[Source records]

►

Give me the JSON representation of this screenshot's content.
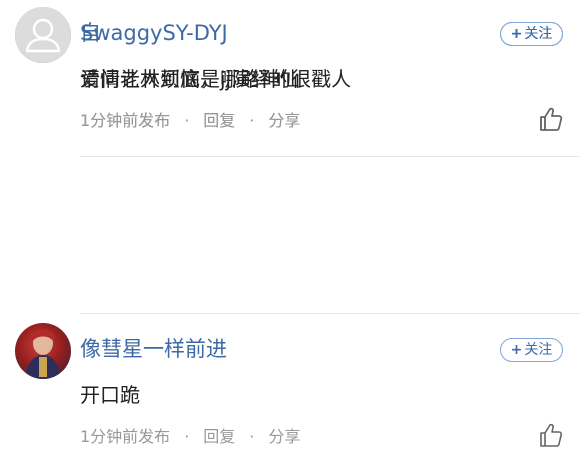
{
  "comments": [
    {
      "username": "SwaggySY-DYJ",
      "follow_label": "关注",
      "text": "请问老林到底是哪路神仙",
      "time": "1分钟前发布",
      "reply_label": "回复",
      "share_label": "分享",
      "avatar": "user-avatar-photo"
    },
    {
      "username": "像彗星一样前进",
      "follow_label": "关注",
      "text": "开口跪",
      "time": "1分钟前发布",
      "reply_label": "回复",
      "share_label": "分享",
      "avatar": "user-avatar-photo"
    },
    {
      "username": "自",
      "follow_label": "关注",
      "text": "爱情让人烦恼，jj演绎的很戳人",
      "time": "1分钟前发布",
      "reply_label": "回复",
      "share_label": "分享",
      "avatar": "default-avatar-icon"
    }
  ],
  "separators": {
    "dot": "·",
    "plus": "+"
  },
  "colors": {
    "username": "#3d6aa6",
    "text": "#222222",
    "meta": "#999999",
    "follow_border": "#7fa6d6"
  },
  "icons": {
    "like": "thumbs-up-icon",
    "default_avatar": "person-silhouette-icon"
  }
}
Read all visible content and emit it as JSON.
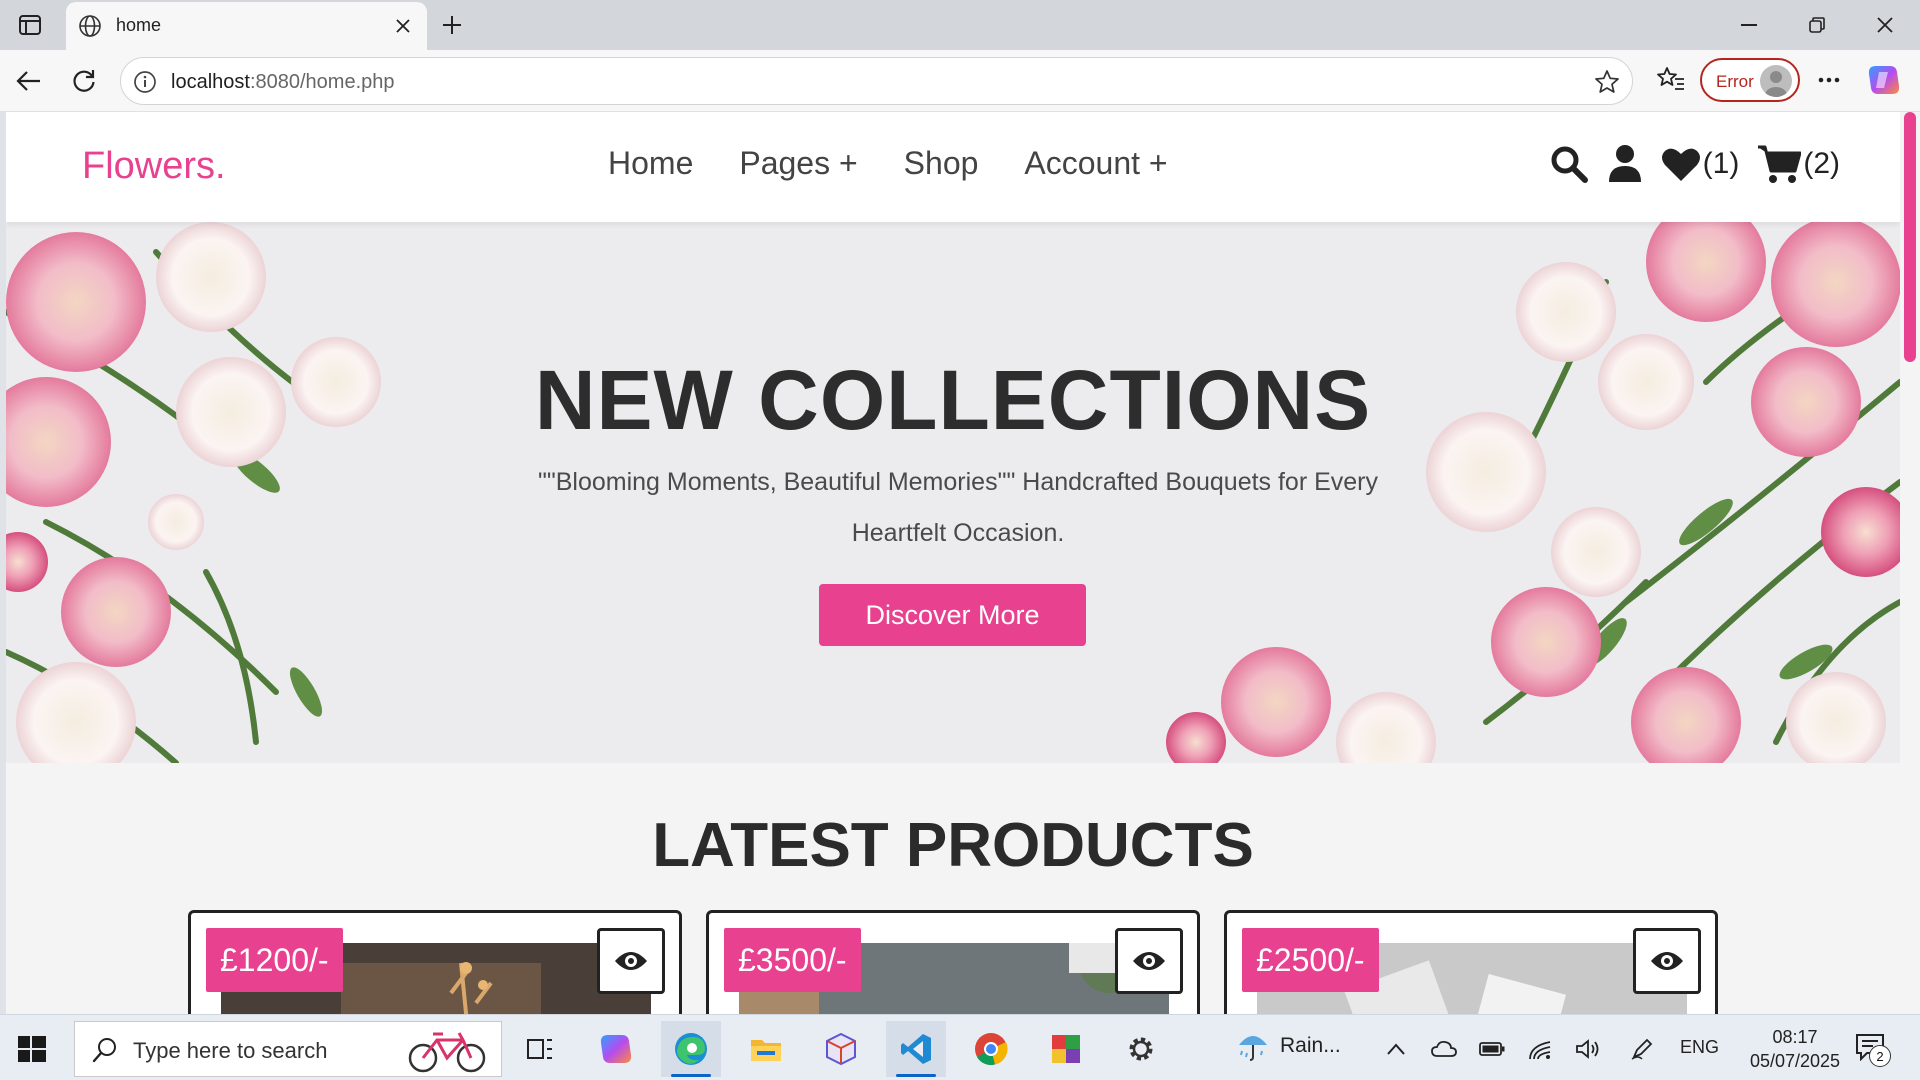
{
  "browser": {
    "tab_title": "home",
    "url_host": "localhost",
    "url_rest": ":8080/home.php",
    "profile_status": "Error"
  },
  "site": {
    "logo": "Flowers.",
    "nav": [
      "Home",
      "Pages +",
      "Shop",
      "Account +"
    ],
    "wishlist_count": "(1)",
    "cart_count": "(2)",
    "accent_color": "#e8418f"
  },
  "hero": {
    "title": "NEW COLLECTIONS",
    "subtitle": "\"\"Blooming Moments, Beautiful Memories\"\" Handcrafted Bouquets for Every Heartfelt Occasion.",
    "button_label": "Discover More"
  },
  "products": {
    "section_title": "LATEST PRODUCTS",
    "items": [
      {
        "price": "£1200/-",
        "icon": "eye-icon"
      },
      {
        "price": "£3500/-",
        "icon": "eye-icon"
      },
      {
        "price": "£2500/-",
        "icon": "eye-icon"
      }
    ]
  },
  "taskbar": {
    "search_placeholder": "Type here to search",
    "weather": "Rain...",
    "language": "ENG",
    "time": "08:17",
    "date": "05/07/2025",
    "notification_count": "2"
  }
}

◄

INSTRUCTIONS TO FOLLOW:
Return all lines containing the word "username".

ANSWER TO THE PROBLEM:
      "username": "SwaggySY-DYJ",
      "username": "像彗星一样前进",
      "username": "自",
    "username": "#3d6aa6",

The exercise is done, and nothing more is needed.